**SET TASK:** Scan the entries below and report only how many lines contain "autres".
═════ INPUT ROWS ═════
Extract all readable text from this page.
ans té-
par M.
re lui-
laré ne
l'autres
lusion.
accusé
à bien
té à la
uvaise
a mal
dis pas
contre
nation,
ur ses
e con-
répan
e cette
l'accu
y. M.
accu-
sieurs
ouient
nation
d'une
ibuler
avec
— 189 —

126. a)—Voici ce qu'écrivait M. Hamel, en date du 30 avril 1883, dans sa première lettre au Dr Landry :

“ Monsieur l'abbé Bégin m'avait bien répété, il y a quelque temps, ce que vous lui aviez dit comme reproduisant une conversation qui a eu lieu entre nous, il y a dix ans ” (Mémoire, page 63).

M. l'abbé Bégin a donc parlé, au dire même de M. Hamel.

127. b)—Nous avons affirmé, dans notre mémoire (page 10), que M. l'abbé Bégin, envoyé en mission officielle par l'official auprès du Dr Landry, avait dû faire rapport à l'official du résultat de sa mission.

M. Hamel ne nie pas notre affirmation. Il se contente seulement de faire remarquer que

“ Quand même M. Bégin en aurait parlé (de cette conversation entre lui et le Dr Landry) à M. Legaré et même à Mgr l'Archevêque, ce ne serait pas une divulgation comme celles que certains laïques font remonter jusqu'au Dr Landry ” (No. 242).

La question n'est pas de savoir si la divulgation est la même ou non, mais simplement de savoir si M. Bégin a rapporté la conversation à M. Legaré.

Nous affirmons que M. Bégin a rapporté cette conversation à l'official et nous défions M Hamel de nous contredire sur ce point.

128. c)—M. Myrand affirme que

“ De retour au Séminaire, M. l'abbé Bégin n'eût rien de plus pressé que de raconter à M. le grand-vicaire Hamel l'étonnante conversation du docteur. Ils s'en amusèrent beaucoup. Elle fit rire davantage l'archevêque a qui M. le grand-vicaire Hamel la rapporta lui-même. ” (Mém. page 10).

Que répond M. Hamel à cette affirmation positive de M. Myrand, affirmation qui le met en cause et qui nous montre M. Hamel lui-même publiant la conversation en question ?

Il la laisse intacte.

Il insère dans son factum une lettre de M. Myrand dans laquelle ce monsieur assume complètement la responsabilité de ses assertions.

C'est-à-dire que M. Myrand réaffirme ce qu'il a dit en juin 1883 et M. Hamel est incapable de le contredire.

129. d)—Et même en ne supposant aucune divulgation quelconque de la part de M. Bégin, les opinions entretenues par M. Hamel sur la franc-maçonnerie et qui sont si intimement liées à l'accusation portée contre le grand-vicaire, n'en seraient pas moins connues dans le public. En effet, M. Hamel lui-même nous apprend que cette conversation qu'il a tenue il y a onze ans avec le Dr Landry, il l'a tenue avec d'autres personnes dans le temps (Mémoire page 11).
═════
**REPLY TO THE TASK:** 2